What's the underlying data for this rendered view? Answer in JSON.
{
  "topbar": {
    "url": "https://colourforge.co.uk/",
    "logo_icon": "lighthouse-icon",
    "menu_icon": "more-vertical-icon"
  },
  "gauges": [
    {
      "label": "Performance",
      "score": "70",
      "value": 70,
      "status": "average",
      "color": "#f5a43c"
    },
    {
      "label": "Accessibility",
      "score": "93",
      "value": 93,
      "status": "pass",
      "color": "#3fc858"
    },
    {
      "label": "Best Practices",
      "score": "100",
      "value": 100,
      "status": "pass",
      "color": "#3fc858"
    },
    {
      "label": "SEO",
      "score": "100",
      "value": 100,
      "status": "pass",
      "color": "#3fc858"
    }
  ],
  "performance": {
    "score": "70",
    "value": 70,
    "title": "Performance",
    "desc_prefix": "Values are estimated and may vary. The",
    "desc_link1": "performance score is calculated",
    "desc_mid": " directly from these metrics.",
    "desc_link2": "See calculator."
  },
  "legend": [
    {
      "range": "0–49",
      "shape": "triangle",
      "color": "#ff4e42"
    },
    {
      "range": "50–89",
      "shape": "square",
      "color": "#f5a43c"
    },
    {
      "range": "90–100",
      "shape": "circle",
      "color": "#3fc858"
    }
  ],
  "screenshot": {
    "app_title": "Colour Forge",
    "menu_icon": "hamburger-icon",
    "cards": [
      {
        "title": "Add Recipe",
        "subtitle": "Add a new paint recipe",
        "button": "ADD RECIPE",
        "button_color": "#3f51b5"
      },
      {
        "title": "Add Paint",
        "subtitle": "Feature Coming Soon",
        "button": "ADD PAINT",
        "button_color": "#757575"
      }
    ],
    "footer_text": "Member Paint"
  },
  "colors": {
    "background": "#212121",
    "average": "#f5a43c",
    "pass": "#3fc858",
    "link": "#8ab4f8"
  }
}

**REQUEST:** Give the listing above again, word for word.

**FINISHED TASK:**
What's the underlying data for this rendered view? Answer in JSON.
{
  "topbar": {
    "url": "https://colourforge.co.uk/",
    "logo_icon": "lighthouse-icon",
    "menu_icon": "more-vertical-icon"
  },
  "gauges": [
    {
      "label": "Performance",
      "score": "70",
      "value": 70,
      "status": "average",
      "color": "#f5a43c"
    },
    {
      "label": "Accessibility",
      "score": "93",
      "value": 93,
      "status": "pass",
      "color": "#3fc858"
    },
    {
      "label": "Best Practices",
      "score": "100",
      "value": 100,
      "status": "pass",
      "color": "#3fc858"
    },
    {
      "label": "SEO",
      "score": "100",
      "value": 100,
      "status": "pass",
      "color": "#3fc858"
    }
  ],
  "performance": {
    "score": "70",
    "value": 70,
    "title": "Performance",
    "desc_prefix": "Values are estimated and may vary. The",
    "desc_link1": "performance score is calculated",
    "desc_mid": " directly from these metrics.",
    "desc_link2": "See calculator."
  },
  "legend": [
    {
      "range": "0–49",
      "shape": "triangle",
      "color": "#ff4e42"
    },
    {
      "range": "50–89",
      "shape": "square",
      "color": "#f5a43c"
    },
    {
      "range": "90–100",
      "shape": "circle",
      "color": "#3fc858"
    }
  ],
  "screenshot": {
    "app_title": "Colour Forge",
    "menu_icon": "hamburger-icon",
    "cards": [
      {
        "title": "Add Recipe",
        "subtitle": "Add a new paint recipe",
        "button": "ADD RECIPE",
        "button_color": "#3f51b5"
      },
      {
        "title": "Add Paint",
        "subtitle": "Feature Coming Soon",
        "button": "ADD PAINT",
        "button_color": "#757575"
      }
    ],
    "footer_text": "Member Paint"
  },
  "colors": {
    "background": "#212121",
    "average": "#f5a43c",
    "pass": "#3fc858",
    "link": "#8ab4f8"
  }
}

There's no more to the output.